**Dataset records:**
- - -

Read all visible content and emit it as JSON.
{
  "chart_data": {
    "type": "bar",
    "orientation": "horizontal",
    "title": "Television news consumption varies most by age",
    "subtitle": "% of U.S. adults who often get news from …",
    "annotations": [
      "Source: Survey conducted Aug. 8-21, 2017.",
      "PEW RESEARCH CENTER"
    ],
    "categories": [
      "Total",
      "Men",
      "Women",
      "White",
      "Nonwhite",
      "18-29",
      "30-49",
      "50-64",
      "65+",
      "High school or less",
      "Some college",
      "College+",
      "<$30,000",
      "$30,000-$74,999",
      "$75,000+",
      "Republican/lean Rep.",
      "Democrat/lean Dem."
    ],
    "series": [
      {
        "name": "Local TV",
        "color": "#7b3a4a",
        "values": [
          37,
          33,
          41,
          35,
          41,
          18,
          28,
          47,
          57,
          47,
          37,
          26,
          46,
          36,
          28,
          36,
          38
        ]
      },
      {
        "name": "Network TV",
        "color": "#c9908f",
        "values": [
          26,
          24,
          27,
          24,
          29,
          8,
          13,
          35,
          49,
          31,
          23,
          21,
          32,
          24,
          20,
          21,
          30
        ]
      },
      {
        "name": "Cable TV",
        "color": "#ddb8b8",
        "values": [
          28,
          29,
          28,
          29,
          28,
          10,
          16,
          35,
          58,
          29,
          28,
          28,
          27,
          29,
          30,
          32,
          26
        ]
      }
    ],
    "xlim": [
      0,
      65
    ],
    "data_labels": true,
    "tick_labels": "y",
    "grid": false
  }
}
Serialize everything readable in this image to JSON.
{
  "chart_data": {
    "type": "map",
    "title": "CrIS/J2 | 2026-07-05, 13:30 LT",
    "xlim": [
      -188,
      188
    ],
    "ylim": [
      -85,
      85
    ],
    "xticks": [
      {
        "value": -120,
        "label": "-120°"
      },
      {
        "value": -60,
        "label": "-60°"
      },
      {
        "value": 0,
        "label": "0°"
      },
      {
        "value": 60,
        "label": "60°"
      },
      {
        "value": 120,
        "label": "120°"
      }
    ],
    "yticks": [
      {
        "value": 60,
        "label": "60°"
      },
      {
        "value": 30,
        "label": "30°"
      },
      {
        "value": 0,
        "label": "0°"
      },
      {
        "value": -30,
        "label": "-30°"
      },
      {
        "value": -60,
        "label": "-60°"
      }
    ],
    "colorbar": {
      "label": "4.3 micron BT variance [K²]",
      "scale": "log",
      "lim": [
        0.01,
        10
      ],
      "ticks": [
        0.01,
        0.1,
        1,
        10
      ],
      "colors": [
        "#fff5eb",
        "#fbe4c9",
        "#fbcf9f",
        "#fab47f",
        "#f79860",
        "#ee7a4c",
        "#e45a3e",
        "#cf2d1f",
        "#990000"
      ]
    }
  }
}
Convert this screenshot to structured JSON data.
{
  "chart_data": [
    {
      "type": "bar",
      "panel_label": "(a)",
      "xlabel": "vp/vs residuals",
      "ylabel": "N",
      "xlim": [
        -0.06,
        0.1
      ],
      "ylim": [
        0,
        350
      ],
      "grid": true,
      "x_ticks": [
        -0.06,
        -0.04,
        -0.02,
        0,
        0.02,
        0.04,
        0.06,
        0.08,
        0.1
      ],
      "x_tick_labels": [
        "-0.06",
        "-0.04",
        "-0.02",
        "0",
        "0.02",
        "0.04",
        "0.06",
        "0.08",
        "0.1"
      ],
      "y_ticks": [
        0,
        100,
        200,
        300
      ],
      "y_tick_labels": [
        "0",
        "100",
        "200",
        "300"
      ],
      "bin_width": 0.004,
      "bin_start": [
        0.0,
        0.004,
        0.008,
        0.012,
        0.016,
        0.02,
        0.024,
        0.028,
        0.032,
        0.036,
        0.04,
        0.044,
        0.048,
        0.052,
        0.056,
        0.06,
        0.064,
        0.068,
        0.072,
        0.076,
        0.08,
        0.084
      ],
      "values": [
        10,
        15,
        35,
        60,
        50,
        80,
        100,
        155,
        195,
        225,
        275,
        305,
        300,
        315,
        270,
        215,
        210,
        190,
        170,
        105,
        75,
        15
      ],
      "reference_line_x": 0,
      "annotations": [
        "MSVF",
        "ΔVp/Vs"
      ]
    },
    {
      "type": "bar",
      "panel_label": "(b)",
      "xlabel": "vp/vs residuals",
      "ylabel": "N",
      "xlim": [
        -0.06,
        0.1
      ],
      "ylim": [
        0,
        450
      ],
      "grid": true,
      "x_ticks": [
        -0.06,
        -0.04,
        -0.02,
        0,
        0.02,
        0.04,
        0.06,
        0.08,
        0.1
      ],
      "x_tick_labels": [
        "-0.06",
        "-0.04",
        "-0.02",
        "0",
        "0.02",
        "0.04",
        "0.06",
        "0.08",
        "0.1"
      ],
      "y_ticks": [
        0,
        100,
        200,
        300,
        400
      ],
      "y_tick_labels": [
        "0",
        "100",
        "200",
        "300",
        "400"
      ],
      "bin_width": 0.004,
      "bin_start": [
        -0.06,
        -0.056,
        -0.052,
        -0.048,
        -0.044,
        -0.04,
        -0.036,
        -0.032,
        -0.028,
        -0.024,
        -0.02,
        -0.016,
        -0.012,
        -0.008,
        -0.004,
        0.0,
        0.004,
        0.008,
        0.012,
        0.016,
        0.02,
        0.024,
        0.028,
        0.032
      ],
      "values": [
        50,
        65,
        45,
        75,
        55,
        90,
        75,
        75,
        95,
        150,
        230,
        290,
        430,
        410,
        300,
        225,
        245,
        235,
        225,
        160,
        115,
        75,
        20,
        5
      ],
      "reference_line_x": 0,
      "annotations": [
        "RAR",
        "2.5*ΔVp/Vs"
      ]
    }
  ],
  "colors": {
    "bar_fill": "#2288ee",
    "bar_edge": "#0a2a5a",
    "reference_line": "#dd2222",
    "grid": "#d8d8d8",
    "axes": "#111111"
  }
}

- - -

**Exercise prompt:** Check each line of the records for "this" and copy the ones that contain it.

**Correct answer:**
Serialize everything readable in this image to JSON.
Convert this screenshot to structured JSON data.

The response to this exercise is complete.